* **EXERCISE DIRECTIONS**: Present the data once more in exactly its original form.

* **PROVIDED RECORDS**:
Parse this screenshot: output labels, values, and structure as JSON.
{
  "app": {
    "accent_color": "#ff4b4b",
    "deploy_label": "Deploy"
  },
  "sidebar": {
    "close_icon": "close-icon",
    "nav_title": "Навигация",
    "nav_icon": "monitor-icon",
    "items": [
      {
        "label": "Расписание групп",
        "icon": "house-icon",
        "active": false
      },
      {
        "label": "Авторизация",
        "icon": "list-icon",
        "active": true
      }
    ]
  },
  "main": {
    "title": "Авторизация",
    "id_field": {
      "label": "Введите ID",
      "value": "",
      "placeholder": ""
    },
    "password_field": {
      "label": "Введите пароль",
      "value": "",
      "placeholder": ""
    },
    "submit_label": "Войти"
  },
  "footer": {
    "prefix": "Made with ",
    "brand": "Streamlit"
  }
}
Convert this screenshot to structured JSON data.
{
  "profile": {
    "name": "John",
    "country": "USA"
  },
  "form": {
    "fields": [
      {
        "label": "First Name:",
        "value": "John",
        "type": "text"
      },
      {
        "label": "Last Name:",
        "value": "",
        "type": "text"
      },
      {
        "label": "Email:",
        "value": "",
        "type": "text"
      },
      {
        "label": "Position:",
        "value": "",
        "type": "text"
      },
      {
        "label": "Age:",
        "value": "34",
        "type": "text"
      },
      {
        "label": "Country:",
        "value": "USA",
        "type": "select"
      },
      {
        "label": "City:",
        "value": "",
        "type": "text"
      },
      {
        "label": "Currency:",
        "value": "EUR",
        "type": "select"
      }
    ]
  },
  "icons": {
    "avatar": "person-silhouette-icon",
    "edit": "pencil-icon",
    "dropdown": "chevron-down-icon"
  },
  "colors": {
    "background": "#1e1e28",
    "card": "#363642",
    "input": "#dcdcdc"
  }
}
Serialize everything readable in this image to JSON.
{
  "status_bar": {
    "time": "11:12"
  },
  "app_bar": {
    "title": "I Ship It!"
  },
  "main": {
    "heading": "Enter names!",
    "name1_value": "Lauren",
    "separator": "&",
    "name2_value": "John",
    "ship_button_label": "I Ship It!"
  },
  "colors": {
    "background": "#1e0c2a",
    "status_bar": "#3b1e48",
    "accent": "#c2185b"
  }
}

* **WRITTEN ANSWER**:
Parse this screenshot: output labels, values, and structure as JSON.
{
  "app": {
    "accent_color": "#ff4b4b",
    "deploy_label": "Deploy"
  },
  "sidebar": {
    "close_icon": "close-icon",
    "nav_title": "Навигация",
    "nav_icon": "monitor-icon",
    "items": [
      {
        "label": "Расписание групп",
        "icon": "house-icon",
        "active": false
      },
      {
        "label": "Авторизация",
        "icon": "list-icon",
        "active": true
      }
    ]
  },
  "main": {
    "title": "Авторизация",
    "id_field": {
      "label": "Введите ID",
      "value": "",
      "placeholder": ""
    },
    "password_field": {
      "label": "Введите пароль",
      "value": "",
      "placeholder": ""
    },
    "submit_label": "Войти"
  },
  "footer": {
    "prefix": "Made with ",
    "brand": "Streamlit"
  }
}
Convert this screenshot to structured JSON data.
{
  "profile": {
    "name": "John",
    "country": "USA"
  },
  "form": {
    "fields": [
      {
        "label": "First Name:",
        "value": "John",
        "type": "text"
      },
      {
        "label": "Last Name:",
        "value": "",
        "type": "text"
      },
      {
        "label": "Email:",
        "value": "",
        "type": "text"
      },
      {
        "label": "Position:",
        "value": "",
        "type": "text"
      },
      {
        "label": "Age:",
        "value": "34",
        "type": "text"
      },
      {
        "label": "Country:",
        "value": "USA",
        "type": "select"
      },
      {
        "label": "City:",
        "value": "",
        "type": "text"
      },
      {
        "label": "Currency:",
        "value": "EUR",
        "type": "select"
      }
    ]
  },
  "icons": {
    "avatar": "person-silhouette-icon",
    "edit": "pencil-icon",
    "dropdown": "chevron-down-icon"
  },
  "colors": {
    "background": "#1e1e28",
    "card": "#363642",
    "input": "#dcdcdc"
  }
}
Serialize everything readable in this image to JSON.
{
  "status_bar": {
    "time": "11:12"
  },
  "app_bar": {
    "title": "I Ship It!"
  },
  "main": {
    "heading": "Enter names!",
    "name1_value": "Lauren",
    "separator": "&",
    "name2_value": "John",
    "ship_button_label": "I Ship It!"
  },
  "colors": {
    "background": "#1e0c2a",
    "status_bar": "#3b1e48",
    "accent": "#c2185b"
  }
}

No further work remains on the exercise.